- [Direction]: Find each line holding "consommation" and copy it out.

Entries taken from a collection:
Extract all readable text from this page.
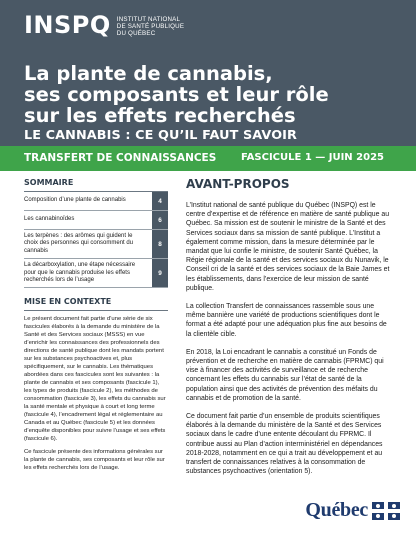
INSPQ INSTITUT NATIONAL
DE SANTÉ PUBLIQUE
DU QUÉBEC
La plante de cannabis,
ses composants et leur rôle
sur les effets recherchés
LE CANNABIS : CE QU’IL FAUT SAVOIR
TRANSFERT DE CONNAISSANCES FASCICULE 1 — JUIN 2025
SOMMAIRE
Composition d’une plante de cannabis	4
Les cannabinoïdes	6
Les terpènes : des arômes qui guident le choix des personnes qui consomment du cannabis
8
La décarboxylation, une étape nécessaire pour que le cannabis produise les effets recherchés lors de l’usage
9
MISE EN CONTEXTE

Le présent document fait partie d’une série de six fascicules élaborés à la demande du ministère de la Santé et des Services sociaux (MSSS) en vue d’enrichir les connaissances des professionnels des directions de santé publique dont les mandats portent sur les substances psychoactives et, plus spécifiquement, sur le cannabis. Les thématiques abordées dans ces fascicules sont les suivantes : la plante de cannabis et ses composants (fascicule 1), les types de produits (fascicule 2), les méthodes de consommation (fascicule 3), les effets du cannabis sur la santé mentale et physique à court et long terme (fascicule 4), l’encadrement légal et réglementaire au Canada et au Québec (fascicule 5) et les données d’enquête disponibles pour suivre l’usage et ses effets (fascicule 6).

Ce fascicule présente des informations générales sur la plante de cannabis, ses composants et leur rôle sur les effets recherchés lors de l’usage.

AVANT-PROPOS

L’Institut national de santé publique du Québec (INSPQ) est le centre d’expertise et de référence en matière de santé publique au Québec. Sa mission est de soutenir le ministre de la Santé et des Services sociaux dans sa mission de santé publique. L’Institut a également comme mission, dans la mesure déterminée par le mandat que lui confie le ministre, de soutenir Santé Québec, la Régie régionale de la santé et des services sociaux du Nunavik, le Conseil cri de la santé et des services sociaux de la Baie James et les établissements, dans l’exercice de leur mission de santé publique.

La collection Transfert de connaissances rassemble sous une même bannière une variété de productions scientifiques dont le format a été adapté pour une adéquation plus fine aux besoins de la clientèle cible.

En 2018, la Loi encadrant le cannabis a constitué un Fonds de prévention et de recherche en matière de cannabis (FPRMC) qui vise à financer des activités de surveillance et de recherche concernant les effets du cannabis sur l’état de santé de la population ainsi que des activités de prévention des méfaits du cannabis et de promotion de la santé.

Ce document fait partie d’un ensemble de produits scientifiques élaborés à la demande du ministère de la Santé et des Services sociaux dans le cadre d’une entente découlant du FPRMC. Il contribue aussi au Plan d’action interministériel en dépendances 2018-2028, notamment en ce qui a trait au développement et au transfert de connaissances relatives à la consommation de substances psychoactives (orientation 5).

Québec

- [The reply]:
Le présent document fait partie d’une série de six fascicules élaborés à la demande du ministère de la Santé et des Services sociaux (MSSS) en vue d’enrichir les connaissances des professionnels des directions de santé publique dont les mandats portent sur les substances psychoactives et, plus spécifiquement, sur le cannabis. Les thématiques abordées dans ces fascicules sont les suivantes : la plante de cannabis et ses composants (fascicule 1), les types de produits (fascicule 2), les méthodes de consommation (fascicule 3), les effets du cannabis sur la santé mentale et physique à court et long terme (fascicule 4), l’encadrement légal et réglementaire au Canada et au Québec (fascicule 5) et les données d’enquête disponibles pour suivre l’usage et ses effets (fascicule 6).
Ce document fait partie d’un ensemble de produits scientifiques élaborés à la demande du ministère de la Santé et des Services sociaux dans le cadre d’une entente découlant du FPRMC. Il contribue aussi au Plan d’action interministériel en dépendances 2018-2028, notamment en ce qui a trait au développement et au transfert de connaissances relatives à la consommation de substances psychoactives (orientation 5).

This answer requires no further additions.